> [The task] From the entries below, count the lines with "without". Write only the count.

> [Source records]
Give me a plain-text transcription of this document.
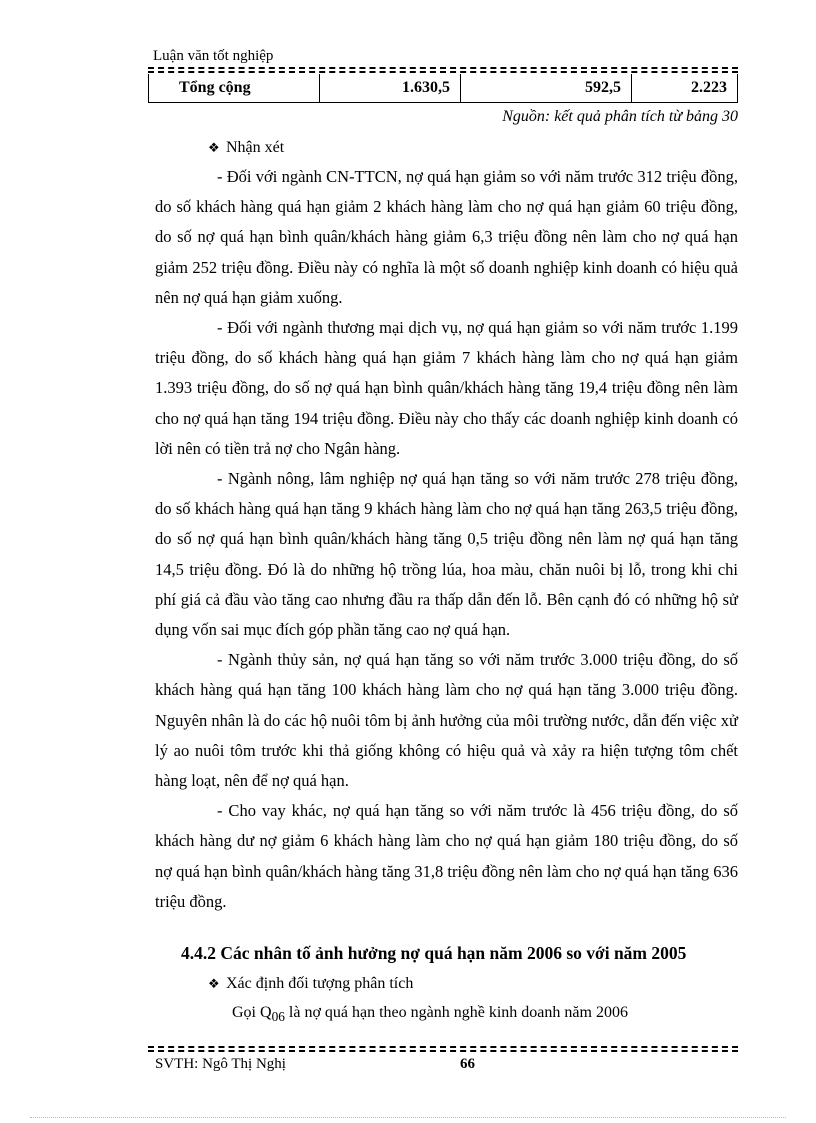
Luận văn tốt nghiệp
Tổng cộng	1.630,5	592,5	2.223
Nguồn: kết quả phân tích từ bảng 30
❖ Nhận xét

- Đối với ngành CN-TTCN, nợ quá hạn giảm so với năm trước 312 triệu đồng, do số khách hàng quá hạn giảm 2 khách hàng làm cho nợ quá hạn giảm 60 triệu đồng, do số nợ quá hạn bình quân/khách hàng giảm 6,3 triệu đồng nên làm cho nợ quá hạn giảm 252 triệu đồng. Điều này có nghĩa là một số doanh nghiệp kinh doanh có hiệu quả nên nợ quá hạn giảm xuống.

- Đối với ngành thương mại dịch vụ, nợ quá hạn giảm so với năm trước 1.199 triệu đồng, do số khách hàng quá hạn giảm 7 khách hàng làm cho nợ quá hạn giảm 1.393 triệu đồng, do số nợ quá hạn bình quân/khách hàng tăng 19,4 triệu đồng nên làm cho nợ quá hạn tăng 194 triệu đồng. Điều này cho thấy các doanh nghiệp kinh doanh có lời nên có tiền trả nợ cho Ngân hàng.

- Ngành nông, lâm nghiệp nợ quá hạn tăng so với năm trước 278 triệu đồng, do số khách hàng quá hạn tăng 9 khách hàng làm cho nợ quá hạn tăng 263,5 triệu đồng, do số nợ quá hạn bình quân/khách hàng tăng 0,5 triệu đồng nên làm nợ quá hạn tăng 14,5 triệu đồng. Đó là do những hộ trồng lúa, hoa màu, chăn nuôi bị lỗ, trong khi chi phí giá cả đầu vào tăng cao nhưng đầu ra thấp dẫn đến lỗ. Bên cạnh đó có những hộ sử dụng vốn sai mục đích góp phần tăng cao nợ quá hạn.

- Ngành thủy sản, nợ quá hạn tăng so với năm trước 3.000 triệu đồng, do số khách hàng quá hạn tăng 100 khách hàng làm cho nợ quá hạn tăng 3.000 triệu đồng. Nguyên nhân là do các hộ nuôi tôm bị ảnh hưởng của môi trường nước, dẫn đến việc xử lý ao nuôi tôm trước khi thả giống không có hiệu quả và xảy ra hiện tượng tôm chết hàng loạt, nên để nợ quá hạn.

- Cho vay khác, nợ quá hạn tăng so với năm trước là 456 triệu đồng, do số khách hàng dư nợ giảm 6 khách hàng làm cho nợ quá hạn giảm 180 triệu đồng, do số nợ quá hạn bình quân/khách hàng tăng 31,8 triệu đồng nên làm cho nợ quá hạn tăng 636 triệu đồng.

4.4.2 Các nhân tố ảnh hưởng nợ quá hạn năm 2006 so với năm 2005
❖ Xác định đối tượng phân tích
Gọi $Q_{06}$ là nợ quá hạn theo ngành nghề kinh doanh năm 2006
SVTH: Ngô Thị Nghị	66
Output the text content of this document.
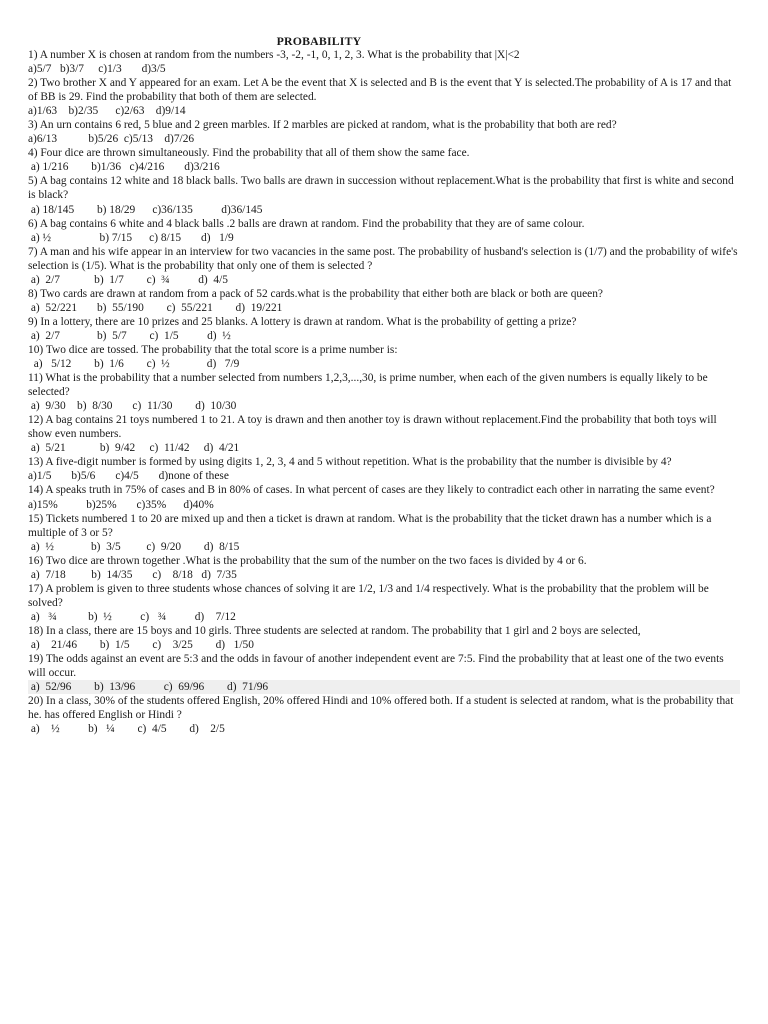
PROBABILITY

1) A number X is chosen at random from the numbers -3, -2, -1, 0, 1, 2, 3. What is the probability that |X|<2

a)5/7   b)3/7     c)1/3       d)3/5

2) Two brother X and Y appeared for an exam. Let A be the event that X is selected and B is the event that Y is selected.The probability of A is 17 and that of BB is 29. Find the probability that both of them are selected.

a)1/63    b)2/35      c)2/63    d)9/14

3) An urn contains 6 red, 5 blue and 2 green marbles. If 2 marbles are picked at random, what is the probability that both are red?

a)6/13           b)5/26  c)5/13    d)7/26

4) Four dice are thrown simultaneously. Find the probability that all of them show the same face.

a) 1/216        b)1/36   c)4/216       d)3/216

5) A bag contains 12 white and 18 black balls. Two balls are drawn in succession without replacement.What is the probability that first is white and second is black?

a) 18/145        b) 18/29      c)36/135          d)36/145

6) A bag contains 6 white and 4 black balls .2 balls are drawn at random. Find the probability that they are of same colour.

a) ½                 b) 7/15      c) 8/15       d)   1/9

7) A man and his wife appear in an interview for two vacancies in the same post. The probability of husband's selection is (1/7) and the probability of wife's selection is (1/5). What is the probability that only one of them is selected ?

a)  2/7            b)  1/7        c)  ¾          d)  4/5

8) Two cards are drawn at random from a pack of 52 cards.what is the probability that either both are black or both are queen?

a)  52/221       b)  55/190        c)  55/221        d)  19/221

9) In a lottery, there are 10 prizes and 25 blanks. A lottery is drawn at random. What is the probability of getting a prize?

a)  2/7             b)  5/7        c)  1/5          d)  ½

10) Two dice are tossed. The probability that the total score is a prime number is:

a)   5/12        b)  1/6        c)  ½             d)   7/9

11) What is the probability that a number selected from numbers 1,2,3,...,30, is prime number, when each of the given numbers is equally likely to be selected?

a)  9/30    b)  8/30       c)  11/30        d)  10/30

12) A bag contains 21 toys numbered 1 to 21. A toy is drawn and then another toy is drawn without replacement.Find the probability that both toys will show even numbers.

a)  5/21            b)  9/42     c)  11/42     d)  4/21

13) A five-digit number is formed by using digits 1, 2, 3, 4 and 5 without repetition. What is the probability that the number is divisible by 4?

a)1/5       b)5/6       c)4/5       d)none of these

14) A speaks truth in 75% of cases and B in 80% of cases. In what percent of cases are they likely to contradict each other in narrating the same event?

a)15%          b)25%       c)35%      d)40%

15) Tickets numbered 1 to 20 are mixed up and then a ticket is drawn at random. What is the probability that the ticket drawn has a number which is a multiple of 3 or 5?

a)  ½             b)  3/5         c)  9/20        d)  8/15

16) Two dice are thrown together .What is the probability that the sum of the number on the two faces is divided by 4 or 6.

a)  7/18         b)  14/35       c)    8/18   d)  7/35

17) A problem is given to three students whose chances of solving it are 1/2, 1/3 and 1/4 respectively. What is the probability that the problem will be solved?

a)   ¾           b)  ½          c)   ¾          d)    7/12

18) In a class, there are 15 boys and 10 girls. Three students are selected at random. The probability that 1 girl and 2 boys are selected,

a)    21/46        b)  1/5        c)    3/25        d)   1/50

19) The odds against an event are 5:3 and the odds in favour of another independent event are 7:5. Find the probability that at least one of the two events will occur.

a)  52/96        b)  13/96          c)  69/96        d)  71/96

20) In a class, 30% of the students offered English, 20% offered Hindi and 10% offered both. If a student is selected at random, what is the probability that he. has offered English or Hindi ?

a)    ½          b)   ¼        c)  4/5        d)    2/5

--

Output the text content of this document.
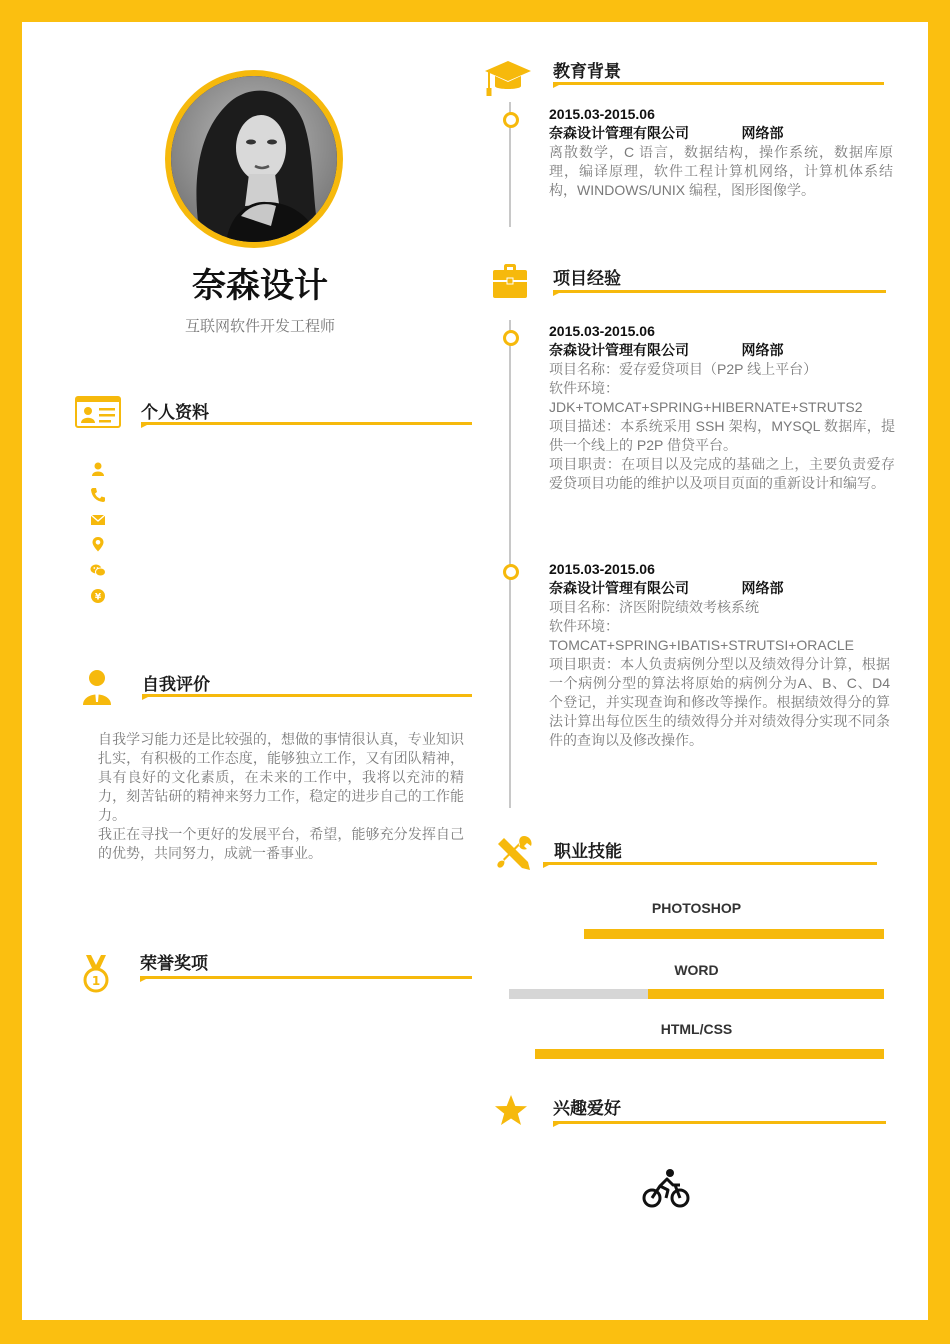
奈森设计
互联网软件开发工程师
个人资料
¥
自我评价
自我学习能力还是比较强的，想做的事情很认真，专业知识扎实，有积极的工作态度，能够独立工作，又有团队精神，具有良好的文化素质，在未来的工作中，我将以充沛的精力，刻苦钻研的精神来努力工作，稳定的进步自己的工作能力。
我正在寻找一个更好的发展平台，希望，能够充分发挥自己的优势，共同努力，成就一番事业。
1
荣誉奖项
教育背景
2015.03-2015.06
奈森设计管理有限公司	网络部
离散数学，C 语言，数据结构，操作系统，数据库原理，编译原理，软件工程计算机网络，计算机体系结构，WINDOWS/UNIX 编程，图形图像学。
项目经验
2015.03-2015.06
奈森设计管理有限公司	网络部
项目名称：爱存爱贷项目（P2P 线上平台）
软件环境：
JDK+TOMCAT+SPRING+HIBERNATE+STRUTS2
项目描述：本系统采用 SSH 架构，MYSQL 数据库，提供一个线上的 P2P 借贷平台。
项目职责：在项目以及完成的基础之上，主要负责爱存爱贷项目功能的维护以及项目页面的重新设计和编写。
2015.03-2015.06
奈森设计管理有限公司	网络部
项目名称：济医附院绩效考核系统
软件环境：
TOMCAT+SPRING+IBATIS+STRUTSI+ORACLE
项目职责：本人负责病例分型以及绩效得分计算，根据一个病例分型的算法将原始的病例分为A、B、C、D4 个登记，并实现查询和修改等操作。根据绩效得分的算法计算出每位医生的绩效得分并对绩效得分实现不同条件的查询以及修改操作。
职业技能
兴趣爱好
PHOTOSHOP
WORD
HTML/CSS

==

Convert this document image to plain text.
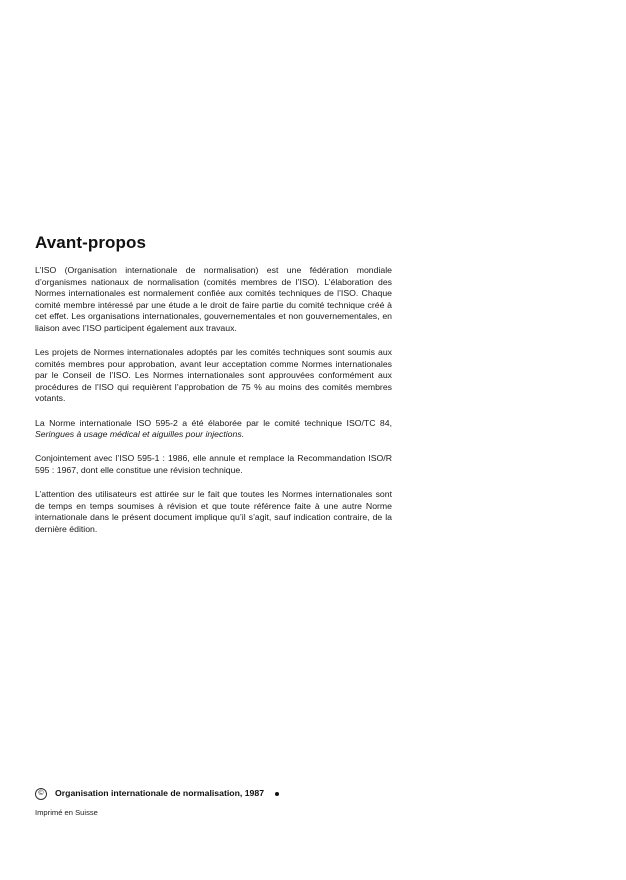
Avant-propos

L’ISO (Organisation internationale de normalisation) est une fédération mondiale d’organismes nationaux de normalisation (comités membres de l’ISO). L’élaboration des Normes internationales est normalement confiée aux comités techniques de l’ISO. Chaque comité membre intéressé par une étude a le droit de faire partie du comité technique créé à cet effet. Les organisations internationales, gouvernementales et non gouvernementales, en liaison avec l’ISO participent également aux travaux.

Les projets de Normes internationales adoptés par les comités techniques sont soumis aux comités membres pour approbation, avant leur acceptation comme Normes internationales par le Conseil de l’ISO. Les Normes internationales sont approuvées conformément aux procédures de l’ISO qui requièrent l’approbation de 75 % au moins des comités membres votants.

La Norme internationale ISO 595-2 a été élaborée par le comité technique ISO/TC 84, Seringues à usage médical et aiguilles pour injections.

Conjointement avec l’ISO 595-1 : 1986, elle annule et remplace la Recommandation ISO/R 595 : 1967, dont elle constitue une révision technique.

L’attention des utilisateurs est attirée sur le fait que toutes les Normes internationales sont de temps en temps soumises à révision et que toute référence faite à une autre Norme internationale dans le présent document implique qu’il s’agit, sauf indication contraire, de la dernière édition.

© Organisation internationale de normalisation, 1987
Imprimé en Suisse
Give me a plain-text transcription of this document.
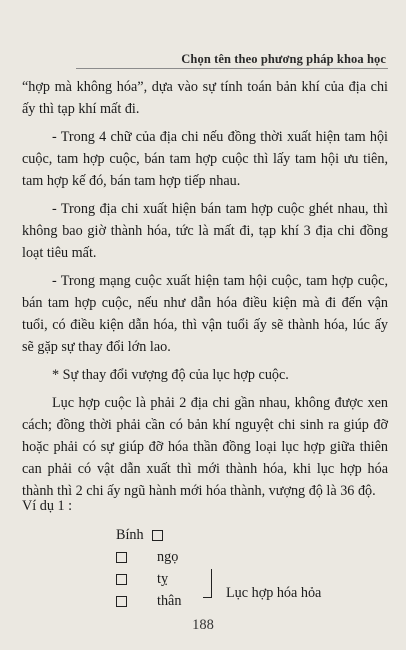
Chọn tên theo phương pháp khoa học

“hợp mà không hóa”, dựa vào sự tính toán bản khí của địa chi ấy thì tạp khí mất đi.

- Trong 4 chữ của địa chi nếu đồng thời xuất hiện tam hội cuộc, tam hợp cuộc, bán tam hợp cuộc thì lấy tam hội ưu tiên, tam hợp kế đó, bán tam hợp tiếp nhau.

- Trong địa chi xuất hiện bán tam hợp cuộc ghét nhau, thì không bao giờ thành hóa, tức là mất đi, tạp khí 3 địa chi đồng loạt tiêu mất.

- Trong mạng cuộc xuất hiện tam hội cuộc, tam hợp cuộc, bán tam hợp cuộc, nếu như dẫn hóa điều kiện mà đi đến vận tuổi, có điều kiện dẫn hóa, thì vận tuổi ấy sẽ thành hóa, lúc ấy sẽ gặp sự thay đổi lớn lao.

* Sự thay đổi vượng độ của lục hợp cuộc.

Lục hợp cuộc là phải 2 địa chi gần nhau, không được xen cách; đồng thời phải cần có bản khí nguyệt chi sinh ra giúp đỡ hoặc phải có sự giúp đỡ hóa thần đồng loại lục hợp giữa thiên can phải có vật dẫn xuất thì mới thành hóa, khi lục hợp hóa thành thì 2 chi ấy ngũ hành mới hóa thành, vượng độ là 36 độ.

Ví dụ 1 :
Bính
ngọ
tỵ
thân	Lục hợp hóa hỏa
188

> [Solution] 3